# What to work on:
Do not carry the pictures over; copy every other part of the entries exactly.

____________

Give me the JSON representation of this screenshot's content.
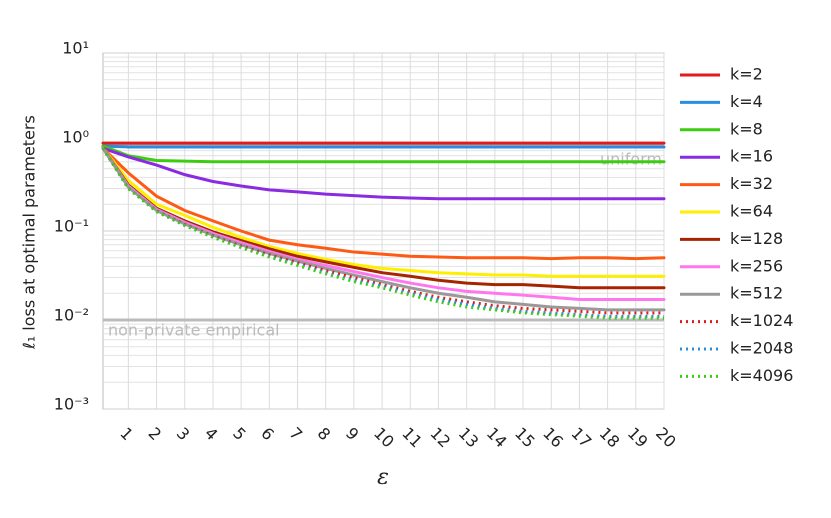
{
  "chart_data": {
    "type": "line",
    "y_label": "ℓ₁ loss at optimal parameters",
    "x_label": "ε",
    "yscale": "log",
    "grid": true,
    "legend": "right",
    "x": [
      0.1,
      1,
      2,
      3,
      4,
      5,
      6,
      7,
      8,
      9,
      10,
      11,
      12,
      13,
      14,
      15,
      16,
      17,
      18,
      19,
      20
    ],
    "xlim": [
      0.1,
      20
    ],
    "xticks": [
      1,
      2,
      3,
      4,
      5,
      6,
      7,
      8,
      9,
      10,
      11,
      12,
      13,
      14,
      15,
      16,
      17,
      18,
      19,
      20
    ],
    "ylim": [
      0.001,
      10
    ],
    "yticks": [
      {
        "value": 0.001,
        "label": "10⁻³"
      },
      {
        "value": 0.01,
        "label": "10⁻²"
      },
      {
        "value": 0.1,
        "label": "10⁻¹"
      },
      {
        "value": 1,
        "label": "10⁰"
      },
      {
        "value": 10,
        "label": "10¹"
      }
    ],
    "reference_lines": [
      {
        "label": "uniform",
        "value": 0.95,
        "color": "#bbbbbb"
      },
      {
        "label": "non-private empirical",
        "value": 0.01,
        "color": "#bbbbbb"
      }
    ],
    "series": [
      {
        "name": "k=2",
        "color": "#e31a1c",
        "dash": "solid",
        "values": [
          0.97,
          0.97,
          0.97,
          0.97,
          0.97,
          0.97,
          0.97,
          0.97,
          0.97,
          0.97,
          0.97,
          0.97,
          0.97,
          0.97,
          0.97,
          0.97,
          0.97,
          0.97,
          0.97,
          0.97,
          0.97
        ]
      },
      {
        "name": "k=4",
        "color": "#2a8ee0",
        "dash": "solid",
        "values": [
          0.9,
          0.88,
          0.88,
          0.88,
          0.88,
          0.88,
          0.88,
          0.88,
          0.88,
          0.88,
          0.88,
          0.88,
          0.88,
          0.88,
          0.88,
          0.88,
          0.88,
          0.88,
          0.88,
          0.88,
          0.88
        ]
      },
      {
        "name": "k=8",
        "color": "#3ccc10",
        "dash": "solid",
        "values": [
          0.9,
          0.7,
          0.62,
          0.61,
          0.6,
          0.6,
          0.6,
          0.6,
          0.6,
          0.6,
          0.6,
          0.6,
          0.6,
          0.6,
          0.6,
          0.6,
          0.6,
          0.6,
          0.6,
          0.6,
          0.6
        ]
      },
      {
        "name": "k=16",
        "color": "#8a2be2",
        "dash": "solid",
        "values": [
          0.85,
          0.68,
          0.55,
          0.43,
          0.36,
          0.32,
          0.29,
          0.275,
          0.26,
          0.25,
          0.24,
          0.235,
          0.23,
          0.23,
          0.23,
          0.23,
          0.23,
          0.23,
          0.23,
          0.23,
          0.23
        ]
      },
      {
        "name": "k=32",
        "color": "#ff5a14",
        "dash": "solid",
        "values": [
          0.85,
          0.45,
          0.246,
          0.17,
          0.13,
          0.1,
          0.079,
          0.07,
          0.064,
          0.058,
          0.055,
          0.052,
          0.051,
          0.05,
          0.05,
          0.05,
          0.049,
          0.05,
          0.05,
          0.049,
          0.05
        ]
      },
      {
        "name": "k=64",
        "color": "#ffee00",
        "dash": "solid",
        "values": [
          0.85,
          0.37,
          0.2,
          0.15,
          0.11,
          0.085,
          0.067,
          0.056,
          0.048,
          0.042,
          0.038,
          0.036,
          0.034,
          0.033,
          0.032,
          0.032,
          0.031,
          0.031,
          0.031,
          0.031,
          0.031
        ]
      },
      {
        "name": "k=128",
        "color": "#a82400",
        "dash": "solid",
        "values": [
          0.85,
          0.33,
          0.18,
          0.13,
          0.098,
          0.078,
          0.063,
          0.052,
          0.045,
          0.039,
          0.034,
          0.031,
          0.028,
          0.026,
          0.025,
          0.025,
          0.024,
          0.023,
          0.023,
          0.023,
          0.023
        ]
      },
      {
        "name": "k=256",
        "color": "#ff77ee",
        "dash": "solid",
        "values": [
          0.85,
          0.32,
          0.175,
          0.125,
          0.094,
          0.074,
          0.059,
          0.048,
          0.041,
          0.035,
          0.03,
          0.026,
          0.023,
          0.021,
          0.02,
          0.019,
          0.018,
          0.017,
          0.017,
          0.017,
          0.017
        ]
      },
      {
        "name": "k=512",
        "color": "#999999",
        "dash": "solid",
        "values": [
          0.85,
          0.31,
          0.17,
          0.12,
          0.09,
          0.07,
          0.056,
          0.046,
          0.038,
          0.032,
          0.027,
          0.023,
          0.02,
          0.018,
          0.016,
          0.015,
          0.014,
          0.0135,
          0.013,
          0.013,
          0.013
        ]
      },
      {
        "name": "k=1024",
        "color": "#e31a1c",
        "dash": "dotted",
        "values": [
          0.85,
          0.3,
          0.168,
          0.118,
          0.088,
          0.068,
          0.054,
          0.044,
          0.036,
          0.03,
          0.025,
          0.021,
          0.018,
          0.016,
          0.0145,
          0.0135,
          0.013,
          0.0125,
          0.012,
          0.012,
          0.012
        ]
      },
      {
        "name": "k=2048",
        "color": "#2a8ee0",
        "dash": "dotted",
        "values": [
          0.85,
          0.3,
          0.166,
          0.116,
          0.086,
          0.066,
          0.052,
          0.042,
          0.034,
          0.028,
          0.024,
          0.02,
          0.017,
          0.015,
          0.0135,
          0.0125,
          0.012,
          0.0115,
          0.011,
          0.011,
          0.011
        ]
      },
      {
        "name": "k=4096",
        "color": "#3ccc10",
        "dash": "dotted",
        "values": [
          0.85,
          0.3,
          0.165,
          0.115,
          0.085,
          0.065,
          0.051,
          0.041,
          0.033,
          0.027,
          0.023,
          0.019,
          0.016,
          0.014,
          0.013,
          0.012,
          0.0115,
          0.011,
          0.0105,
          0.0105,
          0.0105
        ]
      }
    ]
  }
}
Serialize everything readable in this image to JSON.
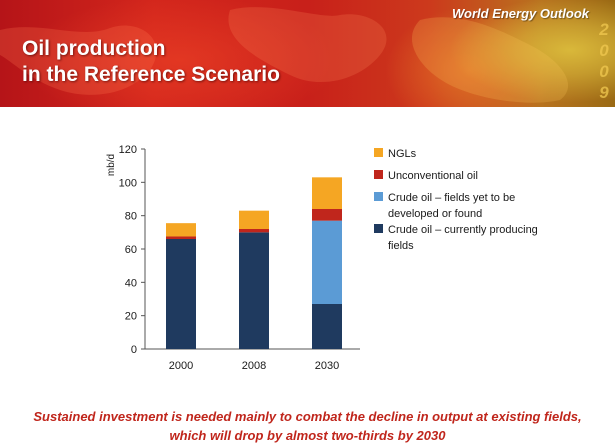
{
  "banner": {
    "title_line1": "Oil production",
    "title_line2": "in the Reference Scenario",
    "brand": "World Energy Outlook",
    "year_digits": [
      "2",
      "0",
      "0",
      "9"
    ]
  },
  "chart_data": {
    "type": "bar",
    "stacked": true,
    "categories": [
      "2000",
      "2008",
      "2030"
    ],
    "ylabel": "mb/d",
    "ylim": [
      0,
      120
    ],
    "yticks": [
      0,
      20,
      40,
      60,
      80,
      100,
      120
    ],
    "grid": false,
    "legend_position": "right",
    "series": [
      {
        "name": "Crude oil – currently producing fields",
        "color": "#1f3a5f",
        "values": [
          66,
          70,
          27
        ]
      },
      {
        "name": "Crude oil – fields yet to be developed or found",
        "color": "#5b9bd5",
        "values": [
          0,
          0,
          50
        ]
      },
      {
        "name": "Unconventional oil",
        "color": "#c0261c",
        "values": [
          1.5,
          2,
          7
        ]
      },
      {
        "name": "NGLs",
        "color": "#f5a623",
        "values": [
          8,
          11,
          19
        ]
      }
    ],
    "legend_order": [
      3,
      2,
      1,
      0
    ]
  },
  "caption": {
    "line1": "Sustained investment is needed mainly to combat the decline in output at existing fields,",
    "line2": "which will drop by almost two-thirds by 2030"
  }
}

____________

# Answer below:
Give me the JSON representation of this screenshot's content.
{
  "chart_data": {
    "type": "line",
    "y_label": "ℓ₁ loss at optimal parameters",
    "x_label": "ε",
    "yscale": "log",
    "grid": true,
    "legend": "right",
    "x": [
      0.1,
      1,
      2,
      3,
      4,
      5,
      6,
      7,
      8,
      9,
      10,
      11,
      12,
      13,
      14,
      15,
      16,
      17,
      18,
      19,
      20
    ],
    "xlim": [
      0.1,
      20
    ],
    "xticks": [
      1,
      2,
      3,
      4,
      5,
      6,
      7,
      8,
      9,
      10,
      11,
      12,
      13,
      14,
      15,
      16,
      17,
      18,
      19,
      20
    ],
    "ylim": [
      0.001,
      10
    ],
    "yticks": [
      {
        "value": 0.001,
        "label": "10⁻³"
      },
      {
        "value": 0.01,
        "label": "10⁻²"
      },
      {
        "value": 0.1,
        "label": "10⁻¹"
      },
      {
        "value": 1,
        "label": "10⁰"
      },
      {
        "value": 10,
        "label": "10¹"
      }
    ],
    "reference_lines": [
      {
        "label": "uniform",
        "value": 0.95,
        "color": "#bbbbbb"
      },
      {
        "label": "non-private empirical",
        "value": 0.01,
        "color": "#bbbbbb"
      }
    ],
    "series": [
      {
        "name": "k=2",
        "color": "#e31a1c",
        "dash": "solid",
        "values": [
          0.97,
          0.97,
          0.97,
          0.97,
          0.97,
          0.97,
          0.97,
          0.97,
          0.97,
          0.97,
          0.97,
          0.97,
          0.97,
          0.97,
          0.97,
          0.97,
          0.97,
          0.97,
          0.97,
          0.97,
          0.97
        ]
      },
      {
        "name": "k=4",
        "color": "#2a8ee0",
        "dash": "solid",
        "values": [
          0.9,
          0.88,
          0.88,
          0.88,
          0.88,
          0.88,
          0.88,
          0.88,
          0.88,
          0.88,
          0.88,
          0.88,
          0.88,
          0.88,
          0.88,
          0.88,
          0.88,
          0.88,
          0.88,
          0.88,
          0.88
        ]
      },
      {
        "name": "k=8",
        "color": "#3ccc10",
        "dash": "solid",
        "values": [
          0.9,
          0.7,
          0.62,
          0.61,
          0.6,
          0.6,
          0.6,
          0.6,
          0.6,
          0.6,
          0.6,
          0.6,
          0.6,
          0.6,
          0.6,
          0.6,
          0.6,
          0.6,
          0.6,
          0.6,
          0.6
        ]
      },
      {
        "name": "k=16",
        "color": "#8a2be2",
        "dash": "solid",
        "values": [
          0.85,
          0.68,
          0.55,
          0.43,
          0.36,
          0.32,
          0.29,
          0.275,
          0.26,
          0.25,
          0.24,
          0.235,
          0.23,
          0.23,
          0.23,
          0.23,
          0.23,
          0.23,
          0.23,
          0.23,
          0.23
        ]
      },
      {
        "name": "k=32",
        "color": "#ff5a14",
        "dash": "solid",
        "values": [
          0.85,
          0.45,
          0.246,
          0.17,
          0.13,
          0.1,
          0.079,
          0.07,
          0.064,
          0.058,
          0.055,
          0.052,
          0.051,
          0.05,
          0.05,
          0.05,
          0.049,
          0.05,
          0.05,
          0.049,
          0.05
        ]
      },
      {
        "name": "k=64",
        "color": "#ffee00",
        "dash": "solid",
        "values": [
          0.85,
          0.37,
          0.2,
          0.15,
          0.11,
          0.085,
          0.067,
          0.056,
          0.048,
          0.042,
          0.038,
          0.036,
          0.034,
          0.033,
          0.032,
          0.032,
          0.031,
          0.031,
          0.031,
          0.031,
          0.031
        ]
      },
      {
        "name": "k=128",
        "color": "#a82400",
        "dash": "solid",
        "values": [
          0.85,
          0.33,
          0.18,
          0.13,
          0.098,
          0.078,
          0.063,
          0.052,
          0.045,
          0.039,
          0.034,
          0.031,
          0.028,
          0.026,
          0.025,
          0.025,
          0.024,
          0.023,
          0.023,
          0.023,
          0.023
        ]
      },
      {
        "name": "k=256",
        "color": "#ff77ee",
        "dash": "solid",
        "values": [
          0.85,
          0.32,
          0.175,
          0.125,
          0.094,
          0.074,
          0.059,
          0.048,
          0.041,
          0.035,
          0.03,
          0.026,
          0.023,
          0.021,
          0.02,
          0.019,
          0.018,
          0.017,
          0.017,
          0.017,
          0.017
        ]
      },
      {
        "name": "k=512",
        "color": "#999999",
        "dash": "solid",
        "values": [
          0.85,
          0.31,
          0.17,
          0.12,
          0.09,
          0.07,
          0.056,
          0.046,
          0.038,
          0.032,
          0.027,
          0.023,
          0.02,
          0.018,
          0.016,
          0.015,
          0.014,
          0.0135,
          0.013,
          0.013,
          0.013
        ]
      },
      {
        "name": "k=1024",
        "color": "#e31a1c",
        "dash": "dotted",
        "values": [
          0.85,
          0.3,
          0.168,
          0.118,
          0.088,
          0.068,
          0.054,
          0.044,
          0.036,
          0.03,
          0.025,
          0.021,
          0.018,
          0.016,
          0.0145,
          0.0135,
          0.013,
          0.0125,
          0.012,
          0.012,
          0.012
        ]
      },
      {
        "name": "k=2048",
        "color": "#2a8ee0",
        "dash": "dotted",
        "values": [
          0.85,
          0.3,
          0.166,
          0.116,
          0.086,
          0.066,
          0.052,
          0.042,
          0.034,
          0.028,
          0.024,
          0.02,
          0.017,
          0.015,
          0.0135,
          0.0125,
          0.012,
          0.0115,
          0.011,
          0.011,
          0.011
        ]
      },
      {
        "name": "k=4096",
        "color": "#3ccc10",
        "dash": "dotted",
        "values": [
          0.85,
          0.3,
          0.165,
          0.115,
          0.085,
          0.065,
          0.051,
          0.041,
          0.033,
          0.027,
          0.023,
          0.019,
          0.016,
          0.014,
          0.013,
          0.012,
          0.0115,
          0.011,
          0.0105,
          0.0105,
          0.0105
        ]
      }
    ]
  }
}
Serialize everything readable in this image to JSON.
{
  "banner": {
    "title_line1": "Oil production",
    "title_line2": "in the Reference Scenario",
    "brand": "World Energy Outlook",
    "year_digits": [
      "2",
      "0",
      "0",
      "9"
    ]
  },
  "chart_data": {
    "type": "bar",
    "stacked": true,
    "categories": [
      "2000",
      "2008",
      "2030"
    ],
    "ylabel": "mb/d",
    "ylim": [
      0,
      120
    ],
    "yticks": [
      0,
      20,
      40,
      60,
      80,
      100,
      120
    ],
    "grid": false,
    "legend_position": "right",
    "series": [
      {
        "name": "Crude oil – currently producing fields",
        "color": "#1f3a5f",
        "values": [
          66,
          70,
          27
        ]
      },
      {
        "name": "Crude oil – fields yet to be developed or found",
        "color": "#5b9bd5",
        "values": [
          0,
          0,
          50
        ]
      },
      {
        "name": "Unconventional oil",
        "color": "#c0261c",
        "values": [
          1.5,
          2,
          7
        ]
      },
      {
        "name": "NGLs",
        "color": "#f5a623",
        "values": [
          8,
          11,
          19
        ]
      }
    ],
    "legend_order": [
      3,
      2,
      1,
      0
    ]
  },
  "caption": {
    "line1": "Sustained investment is needed mainly to combat the decline in output at existing fields,",
    "line2": "which will drop by almost two-thirds by 2030"
  }
}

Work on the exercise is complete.